> The exercise: Output the material word for word. Leave each picture out.

Data entries:
[Begin]

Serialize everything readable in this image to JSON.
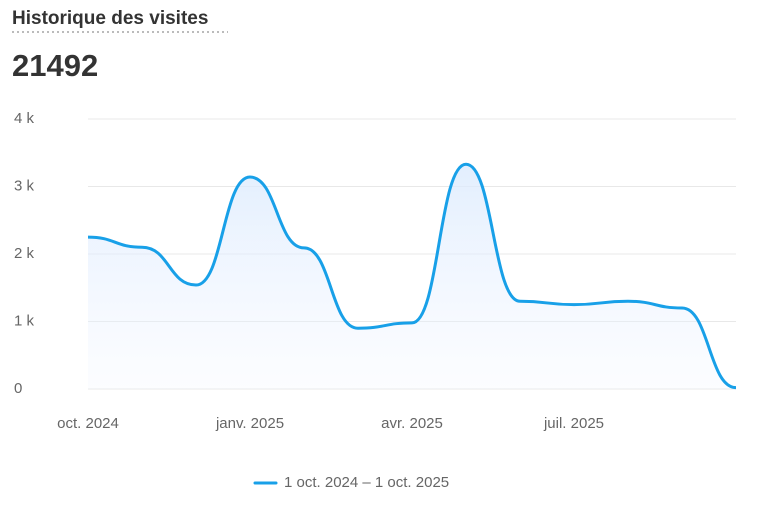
{
  "chart_data": {
    "type": "line",
    "title": "Historique des visites",
    "total": 21492,
    "categories": [
      "oct. 2024",
      null,
      null,
      "janv. 2025",
      null,
      null,
      "avr. 2025",
      null,
      null,
      "juil. 2025",
      null,
      null,
      null
    ],
    "series": [
      {
        "name": "1 oct. 2024 – 1 oct. 2025",
        "color": "#18a0e8",
        "values": [
          2250,
          2100,
          1540,
          3140,
          2090,
          900,
          980,
          3330,
          1300,
          1250,
          1300,
          1200,
          20
        ]
      }
    ],
    "ylim": [
      0,
      4000
    ],
    "yticks": [
      0,
      {
        "value": 1000,
        "label": "1 k"
      },
      {
        "value": 2000,
        "label": "2 k"
      },
      {
        "value": 3000,
        "label": "3 k"
      },
      {
        "value": 4000,
        "label": "4 k"
      }
    ],
    "grid": true
  }
}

[End]

> Right answer:
Serialize everything readable in this image to JSON.
{
  "chart_data": {
    "type": "line",
    "title": "Historique des visites",
    "total": 21492,
    "categories": [
      "oct. 2024",
      null,
      null,
      "janv. 2025",
      null,
      null,
      "avr. 2025",
      null,
      null,
      "juil. 2025",
      null,
      null,
      null
    ],
    "series": [
      {
        "name": "1 oct. 2024 – 1 oct. 2025",
        "color": "#18a0e8",
        "values": [
          2250,
          2100,
          1540,
          3140,
          2090,
          900,
          980,
          3330,
          1300,
          1250,
          1300,
          1200,
          20
        ]
      }
    ],
    "ylim": [
      0,
      4000
    ],
    "yticks": [
      0,
      {
        "value": 1000,
        "label": "1 k"
      },
      {
        "value": 2000,
        "label": "2 k"
      },
      {
        "value": 3000,
        "label": "3 k"
      },
      {
        "value": 4000,
        "label": "4 k"
      }
    ],
    "grid": true
  }
}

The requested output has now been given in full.